### Records for processing
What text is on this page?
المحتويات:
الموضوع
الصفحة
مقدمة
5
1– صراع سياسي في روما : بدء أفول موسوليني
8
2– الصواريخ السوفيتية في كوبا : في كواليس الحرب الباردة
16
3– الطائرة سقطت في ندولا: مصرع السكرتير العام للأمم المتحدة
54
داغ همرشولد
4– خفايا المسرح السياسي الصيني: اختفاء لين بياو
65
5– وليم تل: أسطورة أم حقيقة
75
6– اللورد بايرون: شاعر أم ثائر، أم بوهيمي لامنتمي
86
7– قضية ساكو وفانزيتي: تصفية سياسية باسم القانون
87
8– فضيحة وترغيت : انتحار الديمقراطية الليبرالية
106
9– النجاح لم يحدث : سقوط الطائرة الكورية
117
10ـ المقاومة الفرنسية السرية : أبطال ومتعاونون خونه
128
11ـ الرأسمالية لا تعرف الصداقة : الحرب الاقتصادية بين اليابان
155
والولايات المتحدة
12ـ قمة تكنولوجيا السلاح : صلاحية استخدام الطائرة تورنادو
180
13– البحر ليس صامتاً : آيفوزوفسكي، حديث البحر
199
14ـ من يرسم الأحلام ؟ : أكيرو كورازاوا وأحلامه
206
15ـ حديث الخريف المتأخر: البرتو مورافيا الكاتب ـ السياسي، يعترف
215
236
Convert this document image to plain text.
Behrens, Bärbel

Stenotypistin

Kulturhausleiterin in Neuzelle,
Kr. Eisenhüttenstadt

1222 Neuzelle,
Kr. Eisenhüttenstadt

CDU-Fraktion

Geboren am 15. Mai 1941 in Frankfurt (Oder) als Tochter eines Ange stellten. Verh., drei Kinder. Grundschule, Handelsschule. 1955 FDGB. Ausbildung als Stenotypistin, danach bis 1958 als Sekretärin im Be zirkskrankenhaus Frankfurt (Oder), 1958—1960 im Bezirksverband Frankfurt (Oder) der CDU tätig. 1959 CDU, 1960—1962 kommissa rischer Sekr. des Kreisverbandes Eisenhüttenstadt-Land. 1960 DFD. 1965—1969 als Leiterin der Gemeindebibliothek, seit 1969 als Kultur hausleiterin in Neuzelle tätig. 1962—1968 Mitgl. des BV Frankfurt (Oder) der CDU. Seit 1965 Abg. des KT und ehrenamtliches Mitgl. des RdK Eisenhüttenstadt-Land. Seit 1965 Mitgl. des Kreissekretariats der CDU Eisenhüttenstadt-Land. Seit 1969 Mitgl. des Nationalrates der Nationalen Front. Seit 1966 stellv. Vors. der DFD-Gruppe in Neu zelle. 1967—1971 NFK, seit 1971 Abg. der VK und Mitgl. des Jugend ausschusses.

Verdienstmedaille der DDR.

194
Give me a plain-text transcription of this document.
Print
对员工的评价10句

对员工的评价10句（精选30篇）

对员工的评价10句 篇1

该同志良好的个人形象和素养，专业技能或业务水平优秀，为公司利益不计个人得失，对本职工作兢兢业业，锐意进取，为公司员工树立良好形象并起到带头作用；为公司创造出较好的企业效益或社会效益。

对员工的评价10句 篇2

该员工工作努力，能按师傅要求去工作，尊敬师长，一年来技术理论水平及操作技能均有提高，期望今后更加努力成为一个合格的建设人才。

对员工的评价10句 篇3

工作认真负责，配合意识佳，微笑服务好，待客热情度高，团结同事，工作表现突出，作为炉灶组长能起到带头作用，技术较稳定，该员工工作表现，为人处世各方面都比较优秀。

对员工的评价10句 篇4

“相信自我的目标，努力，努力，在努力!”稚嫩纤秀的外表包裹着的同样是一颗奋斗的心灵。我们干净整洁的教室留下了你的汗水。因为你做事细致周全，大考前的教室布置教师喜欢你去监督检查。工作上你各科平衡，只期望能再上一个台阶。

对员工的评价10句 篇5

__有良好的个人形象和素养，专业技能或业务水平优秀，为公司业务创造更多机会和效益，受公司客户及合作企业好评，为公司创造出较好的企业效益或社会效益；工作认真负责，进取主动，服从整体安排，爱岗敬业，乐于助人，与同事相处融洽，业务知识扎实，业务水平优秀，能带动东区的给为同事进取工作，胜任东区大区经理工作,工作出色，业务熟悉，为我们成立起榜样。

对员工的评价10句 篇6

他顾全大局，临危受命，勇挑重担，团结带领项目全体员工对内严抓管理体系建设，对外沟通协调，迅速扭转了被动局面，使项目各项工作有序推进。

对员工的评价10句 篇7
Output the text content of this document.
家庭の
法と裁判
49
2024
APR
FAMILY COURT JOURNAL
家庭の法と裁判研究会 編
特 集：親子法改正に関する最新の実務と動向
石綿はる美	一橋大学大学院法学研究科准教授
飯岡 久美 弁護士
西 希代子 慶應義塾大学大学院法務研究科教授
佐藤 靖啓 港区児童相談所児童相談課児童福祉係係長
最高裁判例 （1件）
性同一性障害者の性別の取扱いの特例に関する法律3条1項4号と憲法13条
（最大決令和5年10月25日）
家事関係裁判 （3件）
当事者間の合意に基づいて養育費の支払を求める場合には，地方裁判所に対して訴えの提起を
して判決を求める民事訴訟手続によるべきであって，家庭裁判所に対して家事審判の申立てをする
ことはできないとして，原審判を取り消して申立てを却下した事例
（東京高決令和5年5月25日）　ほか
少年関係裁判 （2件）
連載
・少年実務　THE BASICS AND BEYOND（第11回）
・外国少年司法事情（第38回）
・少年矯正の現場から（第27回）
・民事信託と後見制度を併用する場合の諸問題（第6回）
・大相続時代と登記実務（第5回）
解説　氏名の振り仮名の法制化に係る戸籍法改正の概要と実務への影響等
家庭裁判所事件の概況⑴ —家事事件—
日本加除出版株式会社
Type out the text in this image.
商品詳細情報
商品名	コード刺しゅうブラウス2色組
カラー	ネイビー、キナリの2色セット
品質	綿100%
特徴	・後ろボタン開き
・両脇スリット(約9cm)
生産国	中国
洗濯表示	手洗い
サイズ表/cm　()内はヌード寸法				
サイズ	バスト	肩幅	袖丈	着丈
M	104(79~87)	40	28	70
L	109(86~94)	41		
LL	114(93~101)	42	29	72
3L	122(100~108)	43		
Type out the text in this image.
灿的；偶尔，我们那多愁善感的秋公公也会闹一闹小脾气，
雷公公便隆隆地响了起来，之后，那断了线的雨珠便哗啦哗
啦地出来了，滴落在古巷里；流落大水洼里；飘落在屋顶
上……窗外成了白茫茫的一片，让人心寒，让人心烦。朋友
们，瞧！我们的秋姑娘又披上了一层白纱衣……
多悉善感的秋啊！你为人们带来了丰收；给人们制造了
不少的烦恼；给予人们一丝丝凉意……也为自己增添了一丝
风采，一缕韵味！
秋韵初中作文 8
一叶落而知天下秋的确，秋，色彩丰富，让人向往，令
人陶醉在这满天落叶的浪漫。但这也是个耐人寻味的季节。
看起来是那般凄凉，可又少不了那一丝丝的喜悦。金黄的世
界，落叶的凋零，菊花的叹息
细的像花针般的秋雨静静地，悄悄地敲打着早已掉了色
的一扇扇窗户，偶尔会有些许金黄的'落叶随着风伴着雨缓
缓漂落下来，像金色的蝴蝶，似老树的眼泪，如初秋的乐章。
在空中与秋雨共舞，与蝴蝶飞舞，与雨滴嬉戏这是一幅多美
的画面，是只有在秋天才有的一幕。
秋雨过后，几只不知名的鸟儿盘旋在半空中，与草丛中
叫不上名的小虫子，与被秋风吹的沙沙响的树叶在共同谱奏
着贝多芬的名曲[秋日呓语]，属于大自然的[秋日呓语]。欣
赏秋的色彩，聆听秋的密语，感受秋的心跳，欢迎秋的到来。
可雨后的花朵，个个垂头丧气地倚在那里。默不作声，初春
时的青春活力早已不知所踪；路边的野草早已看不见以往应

### Exercise prompt
Copy out the full set of records precisely, leaving nothing out.

### Result below
What text is on this page?
المحتويات:
الموضوع
الصفحة
مقدمة
5
1– صراع سياسي في روما : بدء أفول موسوليني
8
2– الصواريخ السوفيتية في كوبا : في كواليس الحرب الباردة
16
3– الطائرة سقطت في ندولا: مصرع السكرتير العام للأمم المتحدة
54
داغ همرشولد
4– خفايا المسرح السياسي الصيني: اختفاء لين بياو
65
5– وليم تل: أسطورة أم حقيقة
75
6– اللورد بايرون: شاعر أم ثائر، أم بوهيمي لامنتمي
86
7– قضية ساكو وفانزيتي: تصفية سياسية باسم القانون
87
8– فضيحة وترغيت : انتحار الديمقراطية الليبرالية
106
9– النجاح لم يحدث : سقوط الطائرة الكورية
117
10ـ المقاومة الفرنسية السرية : أبطال ومتعاونون خونه
128
11ـ الرأسمالية لا تعرف الصداقة : الحرب الاقتصادية بين اليابان
155
والولايات المتحدة
12ـ قمة تكنولوجيا السلاح : صلاحية استخدام الطائرة تورنادو
180
13– البحر ليس صامتاً : آيفوزوفسكي، حديث البحر
199
14ـ من يرسم الأحلام ؟ : أكيرو كورازاوا وأحلامه
206
15ـ حديث الخريف المتأخر: البرتو مورافيا الكاتب ـ السياسي، يعترف
215
236
Convert this document image to plain text.
Behrens, Bärbel

Stenotypistin

Kulturhausleiterin in Neuzelle,
Kr. Eisenhüttenstadt

1222 Neuzelle,
Kr. Eisenhüttenstadt

CDU-Fraktion

Geboren am 15. Mai 1941 in Frankfurt (Oder) als Tochter eines Ange stellten. Verh., drei Kinder. Grundschule, Handelsschule. 1955 FDGB. Ausbildung als Stenotypistin, danach bis 1958 als Sekretärin im Be zirkskrankenhaus Frankfurt (Oder), 1958—1960 im Bezirksverband Frankfurt (Oder) der CDU tätig. 1959 CDU, 1960—1962 kommissa rischer Sekr. des Kreisverbandes Eisenhüttenstadt-Land. 1960 DFD. 1965—1969 als Leiterin der Gemeindebibliothek, seit 1969 als Kultur hausleiterin in Neuzelle tätig. 1962—1968 Mitgl. des BV Frankfurt (Oder) der CDU. Seit 1965 Abg. des KT und ehrenamtliches Mitgl. des RdK Eisenhüttenstadt-Land. Seit 1965 Mitgl. des Kreissekretariats der CDU Eisenhüttenstadt-Land. Seit 1969 Mitgl. des Nationalrates der Nationalen Front. Seit 1966 stellv. Vors. der DFD-Gruppe in Neu zelle. 1967—1971 NFK, seit 1971 Abg. der VK und Mitgl. des Jugend ausschusses.

Verdienstmedaille der DDR.

194
Give me a plain-text transcription of this document.
Print
对员工的评价10句

对员工的评价10句（精选30篇）

对员工的评价10句 篇1

该同志良好的个人形象和素养，专业技能或业务水平优秀，为公司利益不计个人得失，对本职工作兢兢业业，锐意进取，为公司员工树立良好形象并起到带头作用；为公司创造出较好的企业效益或社会效益。

对员工的评价10句 篇2

该员工工作努力，能按师傅要求去工作，尊敬师长，一年来技术理论水平及操作技能均有提高，期望今后更加努力成为一个合格的建设人才。

对员工的评价10句 篇3

工作认真负责，配合意识佳，微笑服务好，待客热情度高，团结同事，工作表现突出，作为炉灶组长能起到带头作用，技术较稳定，该员工工作表现，为人处世各方面都比较优秀。

对员工的评价10句 篇4

“相信自我的目标，努力，努力，在努力!”稚嫩纤秀的外表包裹着的同样是一颗奋斗的心灵。我们干净整洁的教室留下了你的汗水。因为你做事细致周全，大考前的教室布置教师喜欢你去监督检查。工作上你各科平衡，只期望能再上一个台阶。

对员工的评价10句 篇5

__有良好的个人形象和素养，专业技能或业务水平优秀，为公司业务创造更多机会和效益，受公司客户及合作企业好评，为公司创造出较好的企业效益或社会效益；工作认真负责，进取主动，服从整体安排，爱岗敬业，乐于助人，与同事相处融洽，业务知识扎实，业务水平优秀，能带动东区的给为同事进取工作，胜任东区大区经理工作,工作出色，业务熟悉，为我们成立起榜样。

对员工的评价10句 篇6

他顾全大局，临危受命，勇挑重担，团结带领项目全体员工对内严抓管理体系建设，对外沟通协调，迅速扭转了被动局面，使项目各项工作有序推进。

对员工的评价10句 篇7
Output the text content of this document.
家庭の
法と裁判
49
2024
APR
FAMILY COURT JOURNAL
家庭の法と裁判研究会 編
特 集：親子法改正に関する最新の実務と動向
石綿はる美	一橋大学大学院法学研究科准教授
飯岡 久美 弁護士
西 希代子 慶應義塾大学大学院法務研究科教授
佐藤 靖啓 港区児童相談所児童相談課児童福祉係係長
最高裁判例 （1件）
性同一性障害者の性別の取扱いの特例に関する法律3条1項4号と憲法13条
（最大決令和5年10月25日）
家事関係裁判 （3件）
当事者間の合意に基づいて養育費の支払を求める場合には，地方裁判所に対して訴えの提起を
して判決を求める民事訴訟手続によるべきであって，家庭裁判所に対して家事審判の申立てをする
ことはできないとして，原審判を取り消して申立てを却下した事例
（東京高決令和5年5月25日）　ほか
少年関係裁判 （2件）
連載
・少年実務　THE BASICS AND BEYOND（第11回）
・外国少年司法事情（第38回）
・少年矯正の現場から（第27回）
・民事信託と後見制度を併用する場合の諸問題（第6回）
・大相続時代と登記実務（第5回）
解説　氏名の振り仮名の法制化に係る戸籍法改正の概要と実務への影響等
家庭裁判所事件の概況⑴ —家事事件—
日本加除出版株式会社
Type out the text in this image.
商品詳細情報
商品名	コード刺しゅうブラウス2色組
カラー	ネイビー、キナリの2色セット
品質	綿100%
特徴	・後ろボタン開き
・両脇スリット(約9cm)
生産国	中国
洗濯表示	手洗い
サイズ表/cm　()内はヌード寸法				
サイズ	バスト	肩幅	袖丈	着丈
M	104(79~87)	40	28	70
L	109(86~94)	41		
LL	114(93~101)	42	29	72
3L	122(100~108)	43		
Type out the text in this image.
灿的；偶尔，我们那多愁善感的秋公公也会闹一闹小脾气，
雷公公便隆隆地响了起来，之后，那断了线的雨珠便哗啦哗
啦地出来了，滴落在古巷里；流落大水洼里；飘落在屋顶
上……窗外成了白茫茫的一片，让人心寒，让人心烦。朋友
们，瞧！我们的秋姑娘又披上了一层白纱衣……
多悉善感的秋啊！你为人们带来了丰收；给人们制造了
不少的烦恼；给予人们一丝丝凉意……也为自己增添了一丝
风采，一缕韵味！
秋韵初中作文 8
一叶落而知天下秋的确，秋，色彩丰富，让人向往，令
人陶醉在这满天落叶的浪漫。但这也是个耐人寻味的季节。
看起来是那般凄凉，可又少不了那一丝丝的喜悦。金黄的世
界，落叶的凋零，菊花的叹息
细的像花针般的秋雨静静地，悄悄地敲打着早已掉了色
的一扇扇窗户，偶尔会有些许金黄的'落叶随着风伴着雨缓
缓漂落下来，像金色的蝴蝶，似老树的眼泪，如初秋的乐章。
在空中与秋雨共舞，与蝴蝶飞舞，与雨滴嬉戏这是一幅多美
的画面，是只有在秋天才有的一幕。
秋雨过后，几只不知名的鸟儿盘旋在半空中，与草丛中
叫不上名的小虫子，与被秋风吹的沙沙响的树叶在共同谱奏
着贝多芬的名曲[秋日呓语]，属于大自然的[秋日呓语]。欣
赏秋的色彩，聆听秋的密语，感受秋的心跳，欢迎秋的到来。
可雨后的花朵，个个垂头丧气地倚在那里。默不作声，初春
时的青春活力早已不知所踪；路边的野草早已看不见以往应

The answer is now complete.